What is being asked:
Output each line of the material exactly as it stands.

>> BEGIN

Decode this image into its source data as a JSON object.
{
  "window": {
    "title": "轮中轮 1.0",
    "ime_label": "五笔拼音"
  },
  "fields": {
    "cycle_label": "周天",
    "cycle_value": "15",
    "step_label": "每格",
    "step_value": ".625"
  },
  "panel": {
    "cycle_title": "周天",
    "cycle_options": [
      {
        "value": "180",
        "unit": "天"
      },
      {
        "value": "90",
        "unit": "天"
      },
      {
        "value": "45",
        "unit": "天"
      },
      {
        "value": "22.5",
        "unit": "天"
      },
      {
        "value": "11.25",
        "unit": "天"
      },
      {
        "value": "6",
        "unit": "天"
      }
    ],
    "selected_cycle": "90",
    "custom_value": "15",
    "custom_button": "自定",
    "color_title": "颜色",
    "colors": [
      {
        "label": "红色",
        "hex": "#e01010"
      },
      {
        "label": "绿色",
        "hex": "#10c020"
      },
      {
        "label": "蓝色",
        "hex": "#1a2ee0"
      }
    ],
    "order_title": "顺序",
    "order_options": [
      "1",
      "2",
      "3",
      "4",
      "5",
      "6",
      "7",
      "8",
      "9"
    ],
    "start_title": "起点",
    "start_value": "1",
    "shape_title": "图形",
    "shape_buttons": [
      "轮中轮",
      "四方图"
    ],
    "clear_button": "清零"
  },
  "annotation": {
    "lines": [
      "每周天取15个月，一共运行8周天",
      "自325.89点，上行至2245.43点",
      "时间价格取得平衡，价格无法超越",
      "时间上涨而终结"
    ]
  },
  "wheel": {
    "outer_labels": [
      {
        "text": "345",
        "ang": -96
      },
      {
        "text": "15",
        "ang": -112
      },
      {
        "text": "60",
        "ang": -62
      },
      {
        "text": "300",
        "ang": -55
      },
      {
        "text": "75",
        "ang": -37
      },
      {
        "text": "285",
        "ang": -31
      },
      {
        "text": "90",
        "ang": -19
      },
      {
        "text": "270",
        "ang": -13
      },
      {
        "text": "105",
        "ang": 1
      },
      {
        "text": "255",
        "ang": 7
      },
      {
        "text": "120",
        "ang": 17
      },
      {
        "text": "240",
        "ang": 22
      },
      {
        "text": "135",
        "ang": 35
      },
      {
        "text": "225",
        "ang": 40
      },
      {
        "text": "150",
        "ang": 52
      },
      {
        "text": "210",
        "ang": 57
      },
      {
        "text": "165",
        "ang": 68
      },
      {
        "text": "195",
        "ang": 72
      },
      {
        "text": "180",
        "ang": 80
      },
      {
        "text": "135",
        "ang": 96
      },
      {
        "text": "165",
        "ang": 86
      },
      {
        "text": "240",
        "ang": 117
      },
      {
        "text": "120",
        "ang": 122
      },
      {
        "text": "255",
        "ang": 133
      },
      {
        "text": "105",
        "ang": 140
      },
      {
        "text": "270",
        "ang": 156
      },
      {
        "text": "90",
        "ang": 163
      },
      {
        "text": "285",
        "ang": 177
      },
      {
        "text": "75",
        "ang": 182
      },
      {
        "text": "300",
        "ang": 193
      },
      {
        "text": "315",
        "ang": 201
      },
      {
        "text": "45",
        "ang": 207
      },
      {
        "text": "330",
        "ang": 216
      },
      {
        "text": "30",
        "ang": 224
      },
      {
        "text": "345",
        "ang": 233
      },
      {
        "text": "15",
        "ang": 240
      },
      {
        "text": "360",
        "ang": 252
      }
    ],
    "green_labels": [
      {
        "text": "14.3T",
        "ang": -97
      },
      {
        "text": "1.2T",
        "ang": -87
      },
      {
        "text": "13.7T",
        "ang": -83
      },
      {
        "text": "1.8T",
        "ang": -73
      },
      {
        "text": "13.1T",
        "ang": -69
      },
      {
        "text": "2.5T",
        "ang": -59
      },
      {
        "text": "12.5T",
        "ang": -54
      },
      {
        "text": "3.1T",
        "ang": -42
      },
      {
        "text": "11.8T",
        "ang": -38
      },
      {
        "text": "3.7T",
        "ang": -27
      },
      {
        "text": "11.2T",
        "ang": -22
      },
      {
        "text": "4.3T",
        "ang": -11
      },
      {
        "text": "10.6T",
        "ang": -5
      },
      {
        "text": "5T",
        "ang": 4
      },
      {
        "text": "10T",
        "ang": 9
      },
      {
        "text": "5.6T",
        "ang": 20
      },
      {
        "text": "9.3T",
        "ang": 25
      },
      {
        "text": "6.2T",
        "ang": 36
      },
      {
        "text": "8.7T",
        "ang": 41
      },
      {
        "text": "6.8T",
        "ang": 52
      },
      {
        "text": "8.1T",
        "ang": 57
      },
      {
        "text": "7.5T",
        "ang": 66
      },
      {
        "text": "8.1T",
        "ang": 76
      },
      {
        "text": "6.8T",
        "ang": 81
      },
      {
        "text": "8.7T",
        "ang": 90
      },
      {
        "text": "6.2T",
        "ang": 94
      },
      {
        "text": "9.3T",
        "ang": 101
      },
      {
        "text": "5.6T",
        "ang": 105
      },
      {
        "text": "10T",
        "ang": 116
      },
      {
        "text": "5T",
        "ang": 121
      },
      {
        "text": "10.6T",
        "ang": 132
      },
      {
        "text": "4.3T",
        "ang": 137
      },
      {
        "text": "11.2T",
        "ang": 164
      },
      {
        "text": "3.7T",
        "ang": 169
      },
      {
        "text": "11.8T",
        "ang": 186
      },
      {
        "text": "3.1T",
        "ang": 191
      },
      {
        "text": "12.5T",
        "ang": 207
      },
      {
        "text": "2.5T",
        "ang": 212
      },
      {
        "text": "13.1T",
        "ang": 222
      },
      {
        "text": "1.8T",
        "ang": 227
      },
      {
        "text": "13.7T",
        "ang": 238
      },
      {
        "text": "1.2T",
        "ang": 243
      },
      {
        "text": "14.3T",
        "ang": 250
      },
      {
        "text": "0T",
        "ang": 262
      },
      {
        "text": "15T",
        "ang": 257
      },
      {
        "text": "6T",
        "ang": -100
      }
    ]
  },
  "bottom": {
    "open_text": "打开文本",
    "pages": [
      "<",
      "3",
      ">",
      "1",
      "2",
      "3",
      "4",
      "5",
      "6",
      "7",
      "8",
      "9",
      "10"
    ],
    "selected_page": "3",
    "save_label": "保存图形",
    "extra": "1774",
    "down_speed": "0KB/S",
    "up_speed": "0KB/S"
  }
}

>> END

Exercise output:
Decode this image into its source data as a JSON object.
{
  "window": {
    "title": "轮中轮 1.0",
    "ime_label": "五笔拼音"
  },
  "fields": {
    "cycle_label": "周天",
    "cycle_value": "15",
    "step_label": "每格",
    "step_value": ".625"
  },
  "panel": {
    "cycle_title": "周天",
    "cycle_options": [
      {
        "value": "180",
        "unit": "天"
      },
      {
        "value": "90",
        "unit": "天"
      },
      {
        "value": "45",
        "unit": "天"
      },
      {
        "value": "22.5",
        "unit": "天"
      },
      {
        "value": "11.25",
        "unit": "天"
      },
      {
        "value": "6",
        "unit": "天"
      }
    ],
    "selected_cycle": "90",
    "custom_value": "15",
    "custom_button": "自定",
    "color_title": "颜色",
    "colors": [
      {
        "label": "红色",
        "hex": "#e01010"
      },
      {
        "label": "绿色",
        "hex": "#10c020"
      },
      {
        "label": "蓝色",
        "hex": "#1a2ee0"
      }
    ],
    "order_title": "顺序",
    "order_options": [
      "1",
      "2",
      "3",
      "4",
      "5",
      "6",
      "7",
      "8",
      "9"
    ],
    "start_title": "起点",
    "start_value": "1",
    "shape_title": "图形",
    "shape_buttons": [
      "轮中轮",
      "四方图"
    ],
    "clear_button": "清零"
  },
  "annotation": {
    "lines": [
      "每周天取15个月，一共运行8周天",
      "自325.89点，上行至2245.43点",
      "时间价格取得平衡，价格无法超越",
      "时间上涨而终结"
    ]
  },
  "wheel": {
    "outer_labels": [
      {
        "text": "345",
        "ang": -96
      },
      {
        "text": "15",
        "ang": -112
      },
      {
        "text": "60",
        "ang": -62
      },
      {
        "text": "300",
        "ang": -55
      },
      {
        "text": "75",
        "ang": -37
      },
      {
        "text": "285",
        "ang": -31
      },
      {
        "text": "90",
        "ang": -19
      },
      {
        "text": "270",
        "ang": -13
      },
      {
        "text": "105",
        "ang": 1
      },
      {
        "text": "255",
        "ang": 7
      },
      {
        "text": "120",
        "ang": 17
      },
      {
        "text": "240",
        "ang": 22
      },
      {
        "text": "135",
        "ang": 35
      },
      {
        "text": "225",
        "ang": 40
      },
      {
        "text": "150",
        "ang": 52
      },
      {
        "text": "210",
        "ang": 57
      },
      {
        "text": "165",
        "ang": 68
      },
      {
        "text": "195",
        "ang": 72
      },
      {
        "text": "180",
        "ang": 80
      },
      {
        "text": "135",
        "ang": 96
      },
      {
        "text": "165",
        "ang": 86
      },
      {
        "text": "240",
        "ang": 117
      },
      {
        "text": "120",
        "ang": 122
      },
      {
        "text": "255",
        "ang": 133
      },
      {
        "text": "105",
        "ang": 140
      },
      {
        "text": "270",
        "ang": 156
      },
      {
        "text": "90",
        "ang": 163
      },
      {
        "text": "285",
        "ang": 177
      },
      {
        "text": "75",
        "ang": 182
      },
      {
        "text": "300",
        "ang": 193
      },
      {
        "text": "315",
        "ang": 201
      },
      {
        "text": "45",
        "ang": 207
      },
      {
        "text": "330",
        "ang": 216
      },
      {
        "text": "30",
        "ang": 224
      },
      {
        "text": "345",
        "ang": 233
      },
      {
        "text": "15",
        "ang": 240
      },
      {
        "text": "360",
        "ang": 252
      }
    ],
    "green_labels": [
      {
        "text": "14.3T",
        "ang": -97
      },
      {
        "text": "1.2T",
        "ang": -87
      },
      {
        "text": "13.7T",
        "ang": -83
      },
      {
        "text": "1.8T",
        "ang": -73
      },
      {
        "text": "13.1T",
        "ang": -69
      },
      {
        "text": "2.5T",
        "ang": -59
      },
      {
        "text": "12.5T",
        "ang": -54
      },
      {
        "text": "3.1T",
        "ang": -42
      },
      {
        "text": "11.8T",
        "ang": -38
      },
      {
        "text": "3.7T",
        "ang": -27
      },
      {
        "text": "11.2T",
        "ang": -22
      },
      {
        "text": "4.3T",
        "ang": -11
      },
      {
        "text": "10.6T",
        "ang": -5
      },
      {
        "text": "5T",
        "ang": 4
      },
      {
        "text": "10T",
        "ang": 9
      },
      {
        "text": "5.6T",
        "ang": 20
      },
      {
        "text": "9.3T",
        "ang": 25
      },
      {
        "text": "6.2T",
        "ang": 36
      },
      {
        "text": "8.7T",
        "ang": 41
      },
      {
        "text": "6.8T",
        "ang": 52
      },
      {
        "text": "8.1T",
        "ang": 57
      },
      {
        "text": "7.5T",
        "ang": 66
      },
      {
        "text": "8.1T",
        "ang": 76
      },
      {
        "text": "6.8T",
        "ang": 81
      },
      {
        "text": "8.7T",
        "ang": 90
      },
      {
        "text": "6.2T",
        "ang": 94
      },
      {
        "text": "9.3T",
        "ang": 101
      },
      {
        "text": "5.6T",
        "ang": 105
      },
      {
        "text": "10T",
        "ang": 116
      },
      {
        "text": "5T",
        "ang": 121
      },
      {
        "text": "10.6T",
        "ang": 132
      },
      {
        "text": "4.3T",
        "ang": 137
      },
      {
        "text": "11.2T",
        "ang": 164
      },
      {
        "text": "3.7T",
        "ang": 169
      },
      {
        "text": "11.8T",
        "ang": 186
      },
      {
        "text": "3.1T",
        "ang": 191
      },
      {
        "text": "12.5T",
        "ang": 207
      },
      {
        "text": "2.5T",
        "ang": 212
      },
      {
        "text": "13.1T",
        "ang": 222
      },
      {
        "text": "1.8T",
        "ang": 227
      },
      {
        "text": "13.7T",
        "ang": 238
      },
      {
        "text": "1.2T",
        "ang": 243
      },
      {
        "text": "14.3T",
        "ang": 250
      },
      {
        "text": "0T",
        "ang": 262
      },
      {
        "text": "15T",
        "ang": 257
      },
      {
        "text": "6T",
        "ang": -100
      }
    ]
  },
  "bottom": {
    "open_text": "打开文本",
    "pages": [
      "<",
      "3",
      ">",
      "1",
      "2",
      "3",
      "4",
      "5",
      "6",
      "7",
      "8",
      "9",
      "10"
    ],
    "selected_page": "3",
    "save_label": "保存图形",
    "extra": "1774",
    "down_speed": "0KB/S",
    "up_speed": "0KB/S"
  }
}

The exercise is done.